#### WHAT IS REQUIRED
Scan the records and identify every line in which the string "ffffff" occurs, then return those lines.

Saved entries
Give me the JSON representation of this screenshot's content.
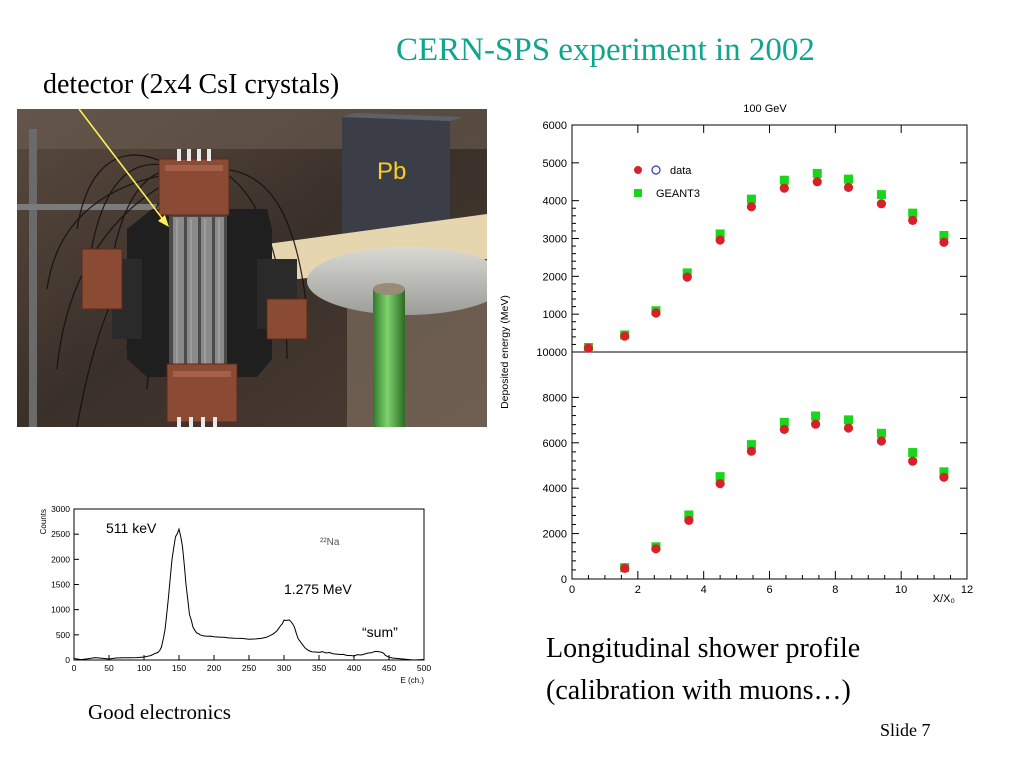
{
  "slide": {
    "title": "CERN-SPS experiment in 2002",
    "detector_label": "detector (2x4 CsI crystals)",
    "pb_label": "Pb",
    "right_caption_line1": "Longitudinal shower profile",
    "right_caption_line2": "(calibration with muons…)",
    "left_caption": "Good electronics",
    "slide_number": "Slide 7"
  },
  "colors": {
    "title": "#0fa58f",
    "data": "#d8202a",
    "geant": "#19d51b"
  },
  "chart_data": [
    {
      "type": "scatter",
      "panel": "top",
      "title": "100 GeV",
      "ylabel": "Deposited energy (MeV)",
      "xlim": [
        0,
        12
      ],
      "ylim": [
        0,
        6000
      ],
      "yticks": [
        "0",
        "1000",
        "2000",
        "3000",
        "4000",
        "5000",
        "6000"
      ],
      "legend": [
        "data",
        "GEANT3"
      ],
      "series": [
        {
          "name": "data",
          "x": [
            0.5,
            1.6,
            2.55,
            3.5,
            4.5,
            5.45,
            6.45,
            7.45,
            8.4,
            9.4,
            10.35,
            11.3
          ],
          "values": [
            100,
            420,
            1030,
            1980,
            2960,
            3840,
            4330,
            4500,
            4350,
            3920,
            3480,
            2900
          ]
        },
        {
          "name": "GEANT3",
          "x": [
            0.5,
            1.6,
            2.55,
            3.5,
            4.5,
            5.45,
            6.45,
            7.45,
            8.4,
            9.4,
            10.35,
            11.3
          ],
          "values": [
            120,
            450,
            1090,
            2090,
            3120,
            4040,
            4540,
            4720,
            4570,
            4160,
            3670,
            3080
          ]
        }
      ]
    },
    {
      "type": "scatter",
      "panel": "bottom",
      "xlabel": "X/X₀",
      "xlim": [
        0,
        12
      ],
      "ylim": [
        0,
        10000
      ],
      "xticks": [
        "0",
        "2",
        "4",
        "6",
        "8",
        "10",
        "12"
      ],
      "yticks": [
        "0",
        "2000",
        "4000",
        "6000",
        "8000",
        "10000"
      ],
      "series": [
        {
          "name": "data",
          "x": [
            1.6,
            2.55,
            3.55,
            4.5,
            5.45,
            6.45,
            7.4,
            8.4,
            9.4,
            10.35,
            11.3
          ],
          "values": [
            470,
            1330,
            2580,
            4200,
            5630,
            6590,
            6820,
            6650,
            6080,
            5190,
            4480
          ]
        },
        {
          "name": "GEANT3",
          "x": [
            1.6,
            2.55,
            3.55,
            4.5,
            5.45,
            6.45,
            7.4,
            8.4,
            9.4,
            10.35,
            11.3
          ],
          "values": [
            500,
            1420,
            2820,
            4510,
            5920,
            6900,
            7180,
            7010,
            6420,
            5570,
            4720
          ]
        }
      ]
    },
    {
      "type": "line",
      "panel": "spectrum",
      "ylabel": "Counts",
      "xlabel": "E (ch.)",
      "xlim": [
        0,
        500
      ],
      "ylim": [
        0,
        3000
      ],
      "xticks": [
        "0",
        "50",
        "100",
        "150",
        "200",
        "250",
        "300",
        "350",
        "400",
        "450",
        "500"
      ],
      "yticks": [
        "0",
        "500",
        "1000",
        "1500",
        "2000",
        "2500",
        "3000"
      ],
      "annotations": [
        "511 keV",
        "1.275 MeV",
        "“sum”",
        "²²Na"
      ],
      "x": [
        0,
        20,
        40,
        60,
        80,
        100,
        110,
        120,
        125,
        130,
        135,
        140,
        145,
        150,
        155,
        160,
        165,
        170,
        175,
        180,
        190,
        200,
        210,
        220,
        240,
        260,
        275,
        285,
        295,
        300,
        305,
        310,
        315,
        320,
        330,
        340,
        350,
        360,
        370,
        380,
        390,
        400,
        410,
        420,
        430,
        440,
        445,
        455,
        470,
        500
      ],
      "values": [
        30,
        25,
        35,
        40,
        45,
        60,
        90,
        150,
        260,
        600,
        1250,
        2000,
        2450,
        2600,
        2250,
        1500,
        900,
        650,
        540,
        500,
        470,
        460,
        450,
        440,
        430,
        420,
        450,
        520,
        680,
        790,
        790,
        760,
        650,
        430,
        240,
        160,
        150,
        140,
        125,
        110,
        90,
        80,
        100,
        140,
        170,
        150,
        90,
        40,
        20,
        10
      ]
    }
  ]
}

...

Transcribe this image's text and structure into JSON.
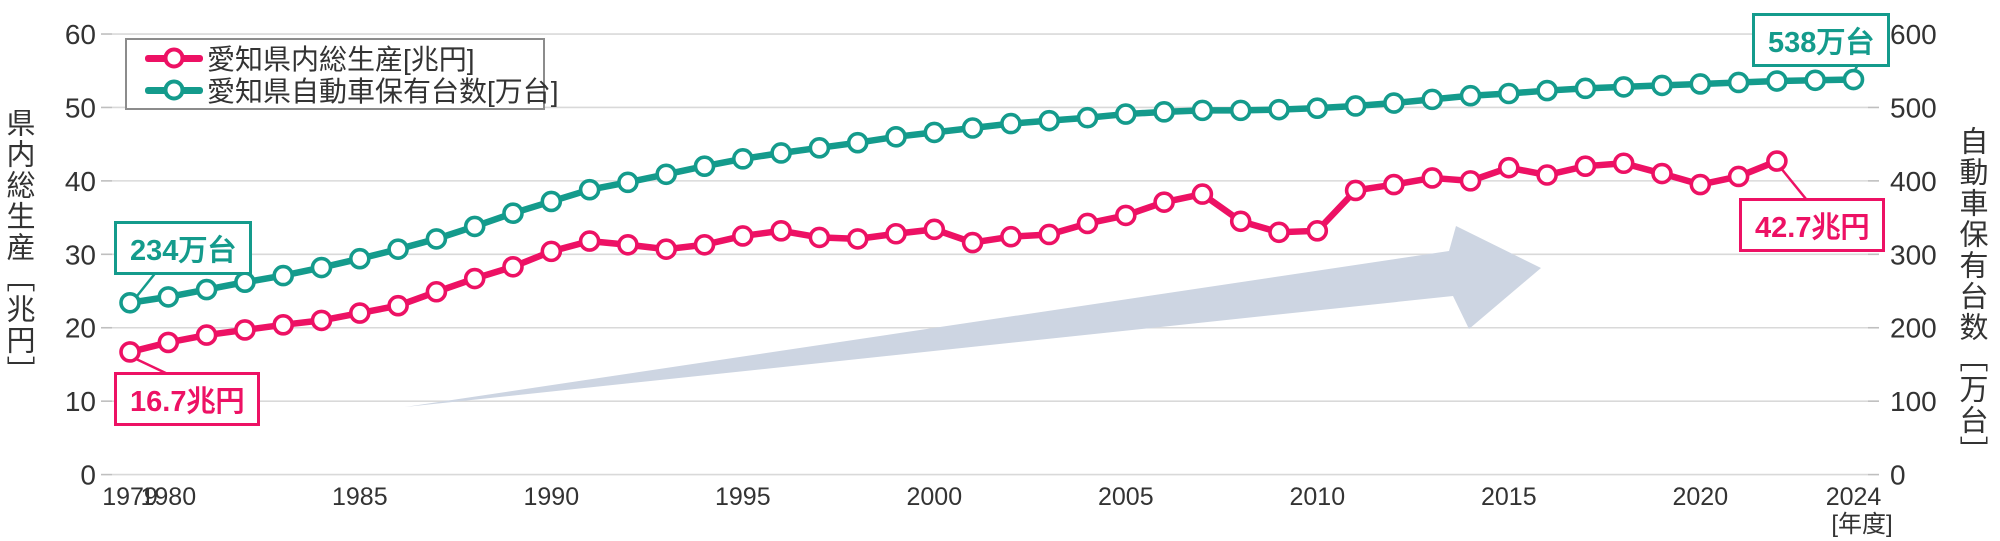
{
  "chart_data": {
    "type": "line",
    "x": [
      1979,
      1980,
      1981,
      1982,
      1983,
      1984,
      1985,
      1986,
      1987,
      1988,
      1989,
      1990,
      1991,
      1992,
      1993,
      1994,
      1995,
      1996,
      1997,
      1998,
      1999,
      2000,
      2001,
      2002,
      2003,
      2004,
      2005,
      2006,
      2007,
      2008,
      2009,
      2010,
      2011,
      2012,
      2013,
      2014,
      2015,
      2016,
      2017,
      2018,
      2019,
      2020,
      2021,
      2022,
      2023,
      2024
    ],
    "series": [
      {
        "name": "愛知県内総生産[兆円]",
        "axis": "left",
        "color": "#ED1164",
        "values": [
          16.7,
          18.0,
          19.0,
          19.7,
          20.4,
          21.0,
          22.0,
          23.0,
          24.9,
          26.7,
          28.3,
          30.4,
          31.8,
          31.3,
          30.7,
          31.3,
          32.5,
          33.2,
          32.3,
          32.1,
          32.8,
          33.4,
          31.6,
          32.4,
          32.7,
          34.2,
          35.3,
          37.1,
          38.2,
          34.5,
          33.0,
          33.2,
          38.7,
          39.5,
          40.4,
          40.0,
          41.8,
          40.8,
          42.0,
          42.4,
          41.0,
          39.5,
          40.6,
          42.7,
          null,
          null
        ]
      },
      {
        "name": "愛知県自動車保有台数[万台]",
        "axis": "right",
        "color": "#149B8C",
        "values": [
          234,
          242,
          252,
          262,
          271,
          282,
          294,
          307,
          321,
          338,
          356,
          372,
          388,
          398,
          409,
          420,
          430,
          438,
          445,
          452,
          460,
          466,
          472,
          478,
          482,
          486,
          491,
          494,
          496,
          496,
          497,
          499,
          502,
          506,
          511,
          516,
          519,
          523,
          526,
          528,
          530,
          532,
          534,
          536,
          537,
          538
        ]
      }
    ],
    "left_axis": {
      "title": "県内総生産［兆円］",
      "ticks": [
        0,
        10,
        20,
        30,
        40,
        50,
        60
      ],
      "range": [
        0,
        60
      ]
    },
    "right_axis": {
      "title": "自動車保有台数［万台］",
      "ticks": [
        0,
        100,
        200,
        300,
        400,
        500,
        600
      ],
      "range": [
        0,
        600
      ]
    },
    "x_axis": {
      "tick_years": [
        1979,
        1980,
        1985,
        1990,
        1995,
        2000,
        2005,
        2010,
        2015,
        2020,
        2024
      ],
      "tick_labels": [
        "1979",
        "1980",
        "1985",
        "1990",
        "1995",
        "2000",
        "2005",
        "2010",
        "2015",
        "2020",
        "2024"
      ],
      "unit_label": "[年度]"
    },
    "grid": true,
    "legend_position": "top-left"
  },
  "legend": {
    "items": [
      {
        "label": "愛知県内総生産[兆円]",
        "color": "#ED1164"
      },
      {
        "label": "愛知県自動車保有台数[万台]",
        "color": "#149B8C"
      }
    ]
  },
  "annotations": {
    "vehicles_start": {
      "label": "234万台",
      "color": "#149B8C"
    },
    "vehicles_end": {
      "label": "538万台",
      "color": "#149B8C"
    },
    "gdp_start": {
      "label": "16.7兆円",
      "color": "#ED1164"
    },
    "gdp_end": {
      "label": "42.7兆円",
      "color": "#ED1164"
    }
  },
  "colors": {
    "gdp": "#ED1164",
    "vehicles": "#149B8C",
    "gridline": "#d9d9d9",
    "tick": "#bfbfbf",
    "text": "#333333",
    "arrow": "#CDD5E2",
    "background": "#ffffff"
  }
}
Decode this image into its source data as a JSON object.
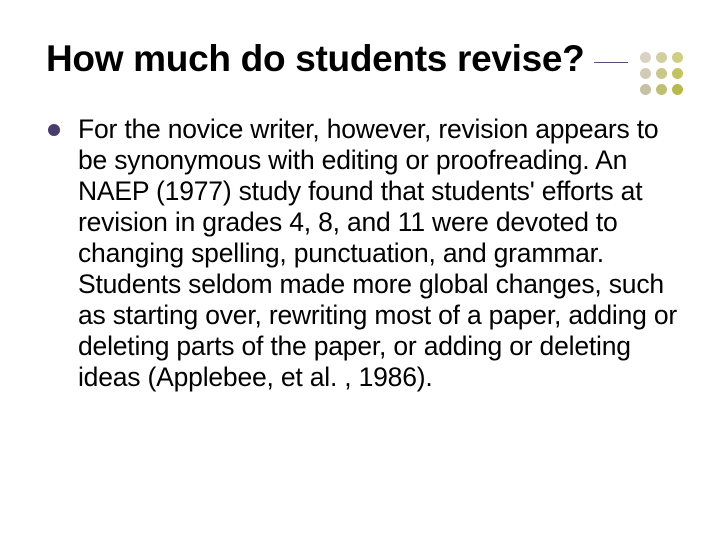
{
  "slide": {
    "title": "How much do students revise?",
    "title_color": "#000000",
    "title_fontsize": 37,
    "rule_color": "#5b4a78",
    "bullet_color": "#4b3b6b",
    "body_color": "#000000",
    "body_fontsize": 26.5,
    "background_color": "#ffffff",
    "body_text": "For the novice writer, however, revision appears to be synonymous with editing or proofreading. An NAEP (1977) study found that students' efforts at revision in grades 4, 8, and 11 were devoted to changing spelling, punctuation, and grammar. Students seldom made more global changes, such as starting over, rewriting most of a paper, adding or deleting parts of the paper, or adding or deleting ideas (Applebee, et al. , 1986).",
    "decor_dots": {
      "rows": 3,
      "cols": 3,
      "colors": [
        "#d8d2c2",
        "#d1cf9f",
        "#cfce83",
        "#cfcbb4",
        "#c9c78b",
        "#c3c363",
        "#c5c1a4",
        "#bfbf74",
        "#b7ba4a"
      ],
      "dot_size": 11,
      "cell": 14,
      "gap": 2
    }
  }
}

---

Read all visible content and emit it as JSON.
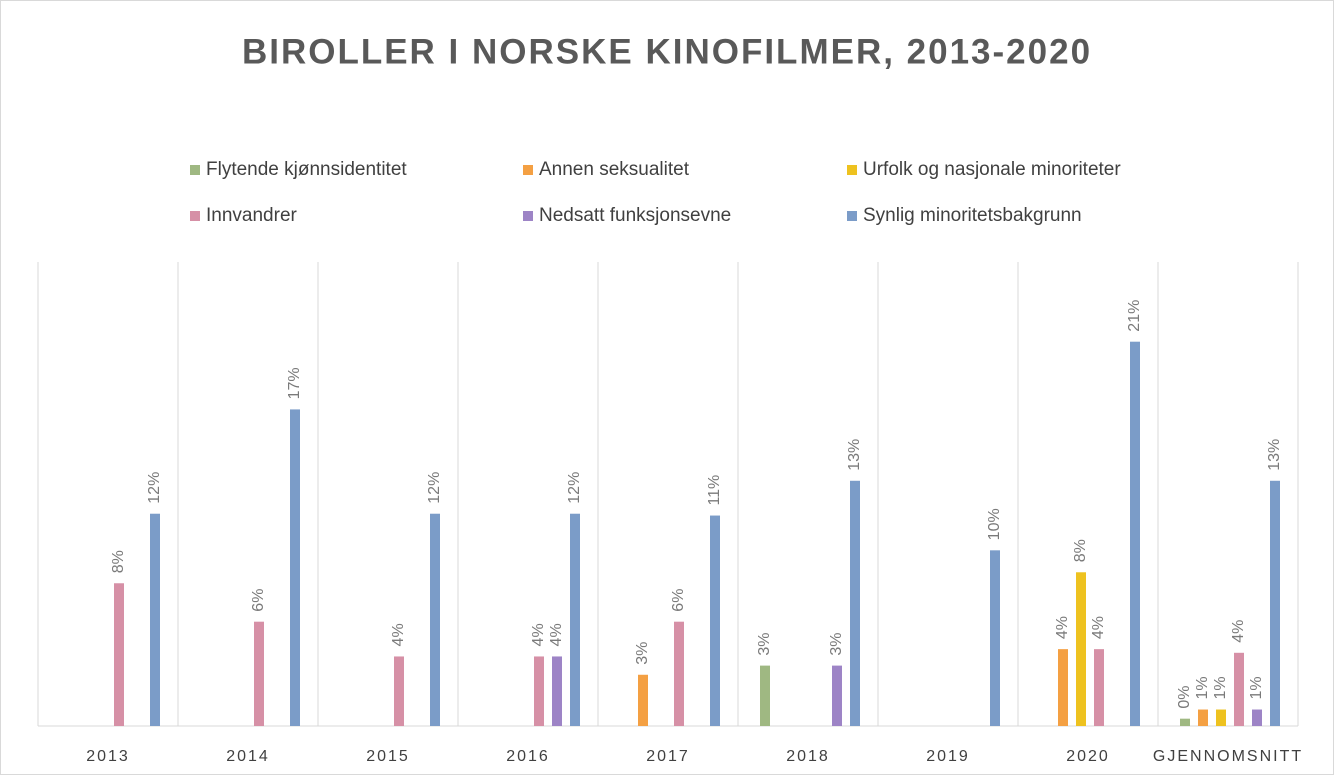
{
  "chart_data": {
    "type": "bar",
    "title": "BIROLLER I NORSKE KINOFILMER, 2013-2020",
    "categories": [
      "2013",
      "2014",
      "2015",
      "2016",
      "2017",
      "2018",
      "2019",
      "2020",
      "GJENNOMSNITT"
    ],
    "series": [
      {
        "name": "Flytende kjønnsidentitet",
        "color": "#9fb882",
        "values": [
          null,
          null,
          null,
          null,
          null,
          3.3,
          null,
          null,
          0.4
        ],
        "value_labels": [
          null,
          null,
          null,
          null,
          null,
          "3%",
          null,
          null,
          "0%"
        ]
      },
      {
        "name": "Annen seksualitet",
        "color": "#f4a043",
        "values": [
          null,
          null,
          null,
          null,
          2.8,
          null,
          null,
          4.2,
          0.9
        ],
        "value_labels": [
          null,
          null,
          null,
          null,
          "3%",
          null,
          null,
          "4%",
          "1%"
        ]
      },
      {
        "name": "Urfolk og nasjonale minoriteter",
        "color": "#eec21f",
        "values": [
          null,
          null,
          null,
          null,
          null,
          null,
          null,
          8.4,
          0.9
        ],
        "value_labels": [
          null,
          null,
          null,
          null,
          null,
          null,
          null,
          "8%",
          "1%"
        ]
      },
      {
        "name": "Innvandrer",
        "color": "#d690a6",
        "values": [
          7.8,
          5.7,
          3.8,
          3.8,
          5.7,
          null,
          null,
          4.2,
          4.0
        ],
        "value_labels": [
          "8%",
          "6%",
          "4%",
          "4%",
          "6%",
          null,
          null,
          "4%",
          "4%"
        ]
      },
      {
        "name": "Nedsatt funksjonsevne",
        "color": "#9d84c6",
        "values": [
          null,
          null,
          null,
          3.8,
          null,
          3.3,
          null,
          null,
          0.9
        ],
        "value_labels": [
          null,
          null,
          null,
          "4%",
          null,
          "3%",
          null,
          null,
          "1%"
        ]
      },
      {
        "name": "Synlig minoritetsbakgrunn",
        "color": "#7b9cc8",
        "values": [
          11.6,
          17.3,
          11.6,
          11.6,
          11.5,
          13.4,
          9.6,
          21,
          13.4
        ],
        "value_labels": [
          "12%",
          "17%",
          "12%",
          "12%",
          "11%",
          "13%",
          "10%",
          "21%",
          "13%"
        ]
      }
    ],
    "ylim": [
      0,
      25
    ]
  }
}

#### EXERCISE RESPONSE
    "background": "#ffffff"
    "background_color": "#ffffff",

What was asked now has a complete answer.